====== MATERIAL PROVIDED ======

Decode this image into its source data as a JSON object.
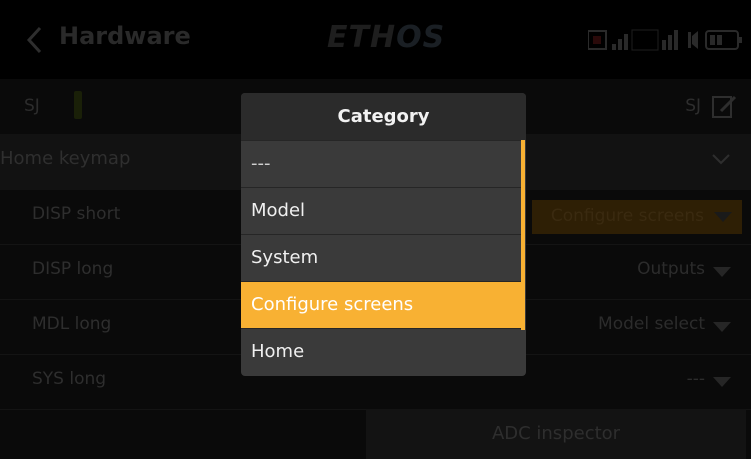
{
  "header": {
    "title": "Hardware",
    "brand_main": "ETH",
    "brand_accent": "OS"
  },
  "switch_row": {
    "left_label": "SJ",
    "right_label": "SJ"
  },
  "section": {
    "label": "Home keymap"
  },
  "rows": [
    {
      "label": "DISP short",
      "value": "Configure screens"
    },
    {
      "label": "DISP long",
      "value": "Outputs"
    },
    {
      "label": "MDL long",
      "value": "Model select"
    },
    {
      "label": "SYS long",
      "value": "---"
    }
  ],
  "bottom_button": {
    "label": "ADC inspector"
  },
  "popup": {
    "title": "Category",
    "options": [
      "---",
      "Model",
      "System",
      "Configure screens",
      "Home"
    ],
    "selected_index": 3
  },
  "colors": {
    "accent": "#f8b133",
    "popup_bg": "#3a3a3a",
    "popup_title_bg": "#2b2b2b"
  },
  "icons": [
    "chevron-left-icon",
    "record-icon",
    "signal-bars-icon",
    "volume-icon",
    "battery-icon",
    "edit-icon",
    "chevron-down-icon",
    "caret-down-icon"
  ]
}
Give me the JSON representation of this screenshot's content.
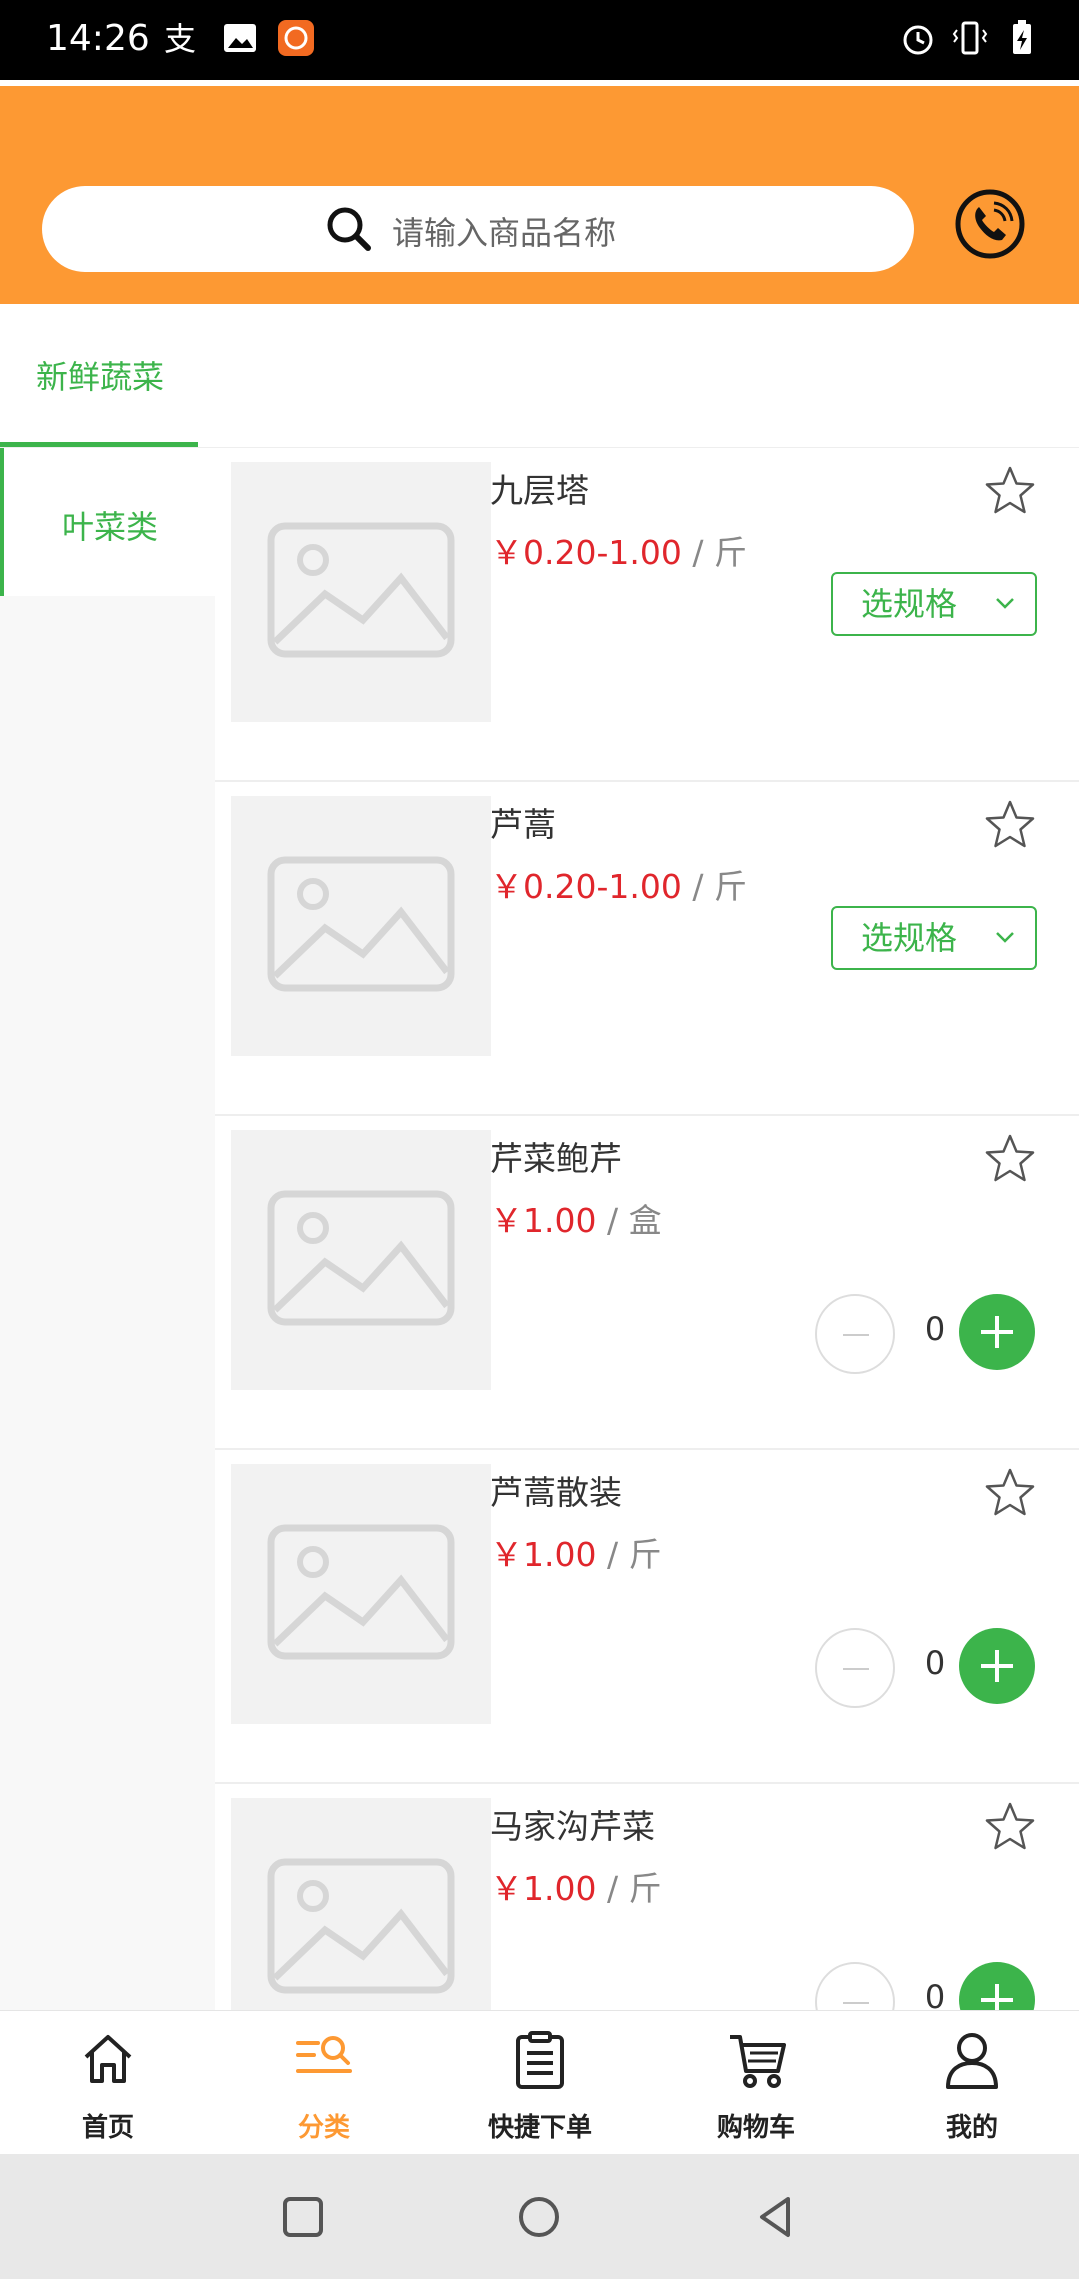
{
  "status_bar": {
    "time": "14:26"
  },
  "search": {
    "placeholder": "请输入商品名称"
  },
  "category_top": {
    "label": "新鲜蔬菜"
  },
  "sidebar": {
    "items": [
      {
        "label": "叶菜类"
      }
    ]
  },
  "products": [
    {
      "name": "九层塔",
      "price": "￥0.20-1.00",
      "unit": "/ 斤",
      "action": "spec",
      "spec_label": "选规格"
    },
    {
      "name": "芦蒿",
      "price": "￥0.20-1.00",
      "unit": "/ 斤",
      "action": "spec",
      "spec_label": "选规格"
    },
    {
      "name": "芹菜鲍芹",
      "price": "￥1.00",
      "unit": "/ 盒",
      "action": "stepper",
      "qty": "0"
    },
    {
      "name": "芦蒿散装",
      "price": "￥1.00",
      "unit": "/ 斤",
      "action": "stepper",
      "qty": "0"
    },
    {
      "name": "马家沟芹菜",
      "price": "￥1.00",
      "unit": "/ 斤",
      "action": "stepper",
      "qty": "0"
    }
  ],
  "tabbar": {
    "items": [
      {
        "label": "首页",
        "icon": "home-icon"
      },
      {
        "label": "分类",
        "icon": "category-search-icon",
        "active": true
      },
      {
        "label": "快捷下单",
        "icon": "clipboard-icon"
      },
      {
        "label": "购物车",
        "icon": "cart-icon"
      },
      {
        "label": "我的",
        "icon": "user-icon"
      }
    ]
  },
  "colors": {
    "brand_orange": "#fd9933",
    "accent_green": "#3cb44b",
    "price_red": "#e0262c"
  }
}
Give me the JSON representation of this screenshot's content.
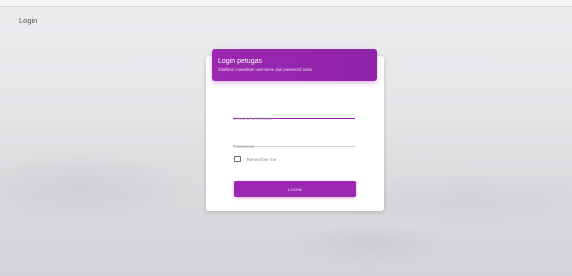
{
  "navbar": {
    "brand": "Login"
  },
  "login_card": {
    "title": "Login petugas",
    "subtitle": "Silahkan masukkan username dan password anda",
    "email_field": {
      "placeholder": "Email or username",
      "value": ""
    },
    "password_field": {
      "placeholder": "Password",
      "value": ""
    },
    "remember_me": {
      "label": "Remember me",
      "checked": false
    },
    "submit_label": "LOGIN"
  },
  "colors": {
    "accent": "#9c27b0",
    "card_background": "#ffffff",
    "page_background": "#e6e6e9"
  }
}
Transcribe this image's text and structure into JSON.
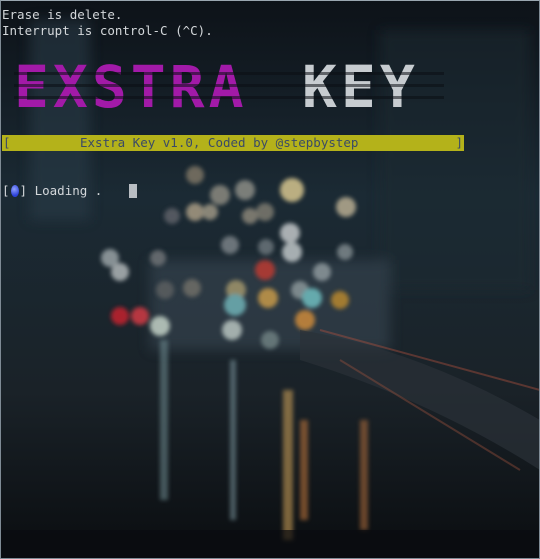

======

» **TASK DETAILS**
Leave the pictures out, and print every line of the listing exactly as written.

» **THE REPLY**
Decode this image into its source data as a JSON object.
{
  "header": {
    "title": "Hardware",
    "brand_main": "ETH",
    "brand_accent": "OS"
  },
  "switch_row": {
    "left_label": "SJ",
    "right_label": "SJ"
  },
  "section": {
    "label": "Home keymap"
  },
  "rows": [
    {
      "label": "DISP short",
      "value": "Configure screens"
    },
    {
      "label": "DISP long",
      "value": "Outputs"
    },
    {
      "label": "MDL long",
      "value": "Model select"
    },
    {
      "label": "SYS long",
      "value": "---"
    }
  ],
  "bottom_button": {
    "label": "ADC inspector"
  },
  "popup": {
    "title": "Category",
    "options": [
      "---",
      "Model",
      "System",
      "Configure screens",
      "Home"
    ],
    "selected_index": 3
  },
  "colors": {
    "accent": "#f8b133",
    "popup_bg": "#3a3a3a",
    "popup_title_bg": "#2b2b2b"
  },
  "icons": [
    "chevron-left-icon",
    "record-icon",
    "signal-bars-icon",
    "volume-icon",
    "battery-icon",
    "edit-icon",
    "chevron-down-icon",
    "caret-down-icon"
  ]
}
Give me the JSON representation of this screenshot's content.
{
  "status_bar": {
    "time": "14:26"
  },
  "search": {
    "placeholder": "请输入商品名称"
  },
  "category_top": {
    "label": "新鲜蔬菜"
  },
  "sidebar": {
    "items": [
      {
        "label": "叶菜类"
      }
    ]
  },
  "products": [
    {
      "name": "九层塔",
      "price": "￥0.20-1.00",
      "unit": "/ 斤",
      "action": "spec",
      "spec_label": "选规格"
    },
    {
      "name": "芦蒿",
      "price": "￥0.20-1.00",
      "unit": "/ 斤",
      "action": "spec",
      "spec_label": "选规格"
    },
    {
      "name": "芹菜鲍芹",
      "price": "￥1.00",
      "unit": "/ 盒",
      "action": "stepper",
      "qty": "0"
    },
    {
      "name": "芦蒿散装",
      "price": "￥1.00",
      "unit": "/ 斤",
      "action": "stepper",
      "qty": "0"
    },
    {
      "name": "马家沟芹菜",
      "price": "￥1.00",
      "unit": "/ 斤",
      "action": "stepper",
      "qty": "0"
    }
  ],
  "tabbar": {
    "items": [
      {
        "label": "首页",
        "icon": "home-icon"
      },
      {
        "label": "分类",
        "icon": "category-search-icon",
        "active": true
      },
      {
        "label": "快捷下单",
        "icon": "clipboard-icon"
      },
      {
        "label": "购物车",
        "icon": "cart-icon"
      },
      {
        "label": "我的",
        "icon": "user-icon"
      }
    ]
  },
  "colors": {
    "brand_orange": "#fd9933",
    "accent_green": "#3cb44b",
    "price_red": "#e0262c"
  }
}
Give me the JSON representation of this screenshot's content.
{
  "navbar": {
    "brand": "Login"
  },
  "login_card": {
    "title": "Login petugas",
    "subtitle": "Silahkan masukkan username dan password anda",
    "email_field": {
      "placeholder": "Email or username",
      "value": ""
    },
    "password_field": {
      "placeholder": "Password",
      "value": ""
    },
    "remember_me": {
      "label": "Remember me",
      "checked": false
    },
    "submit_label": "LOGIN"
  },
  "colors": {
    "accent": "#9c27b0",
    "card_background": "#ffffff",
    "page_background": "#e6e6e9"
  }
}
Transcribe this image's text and structure into JSON.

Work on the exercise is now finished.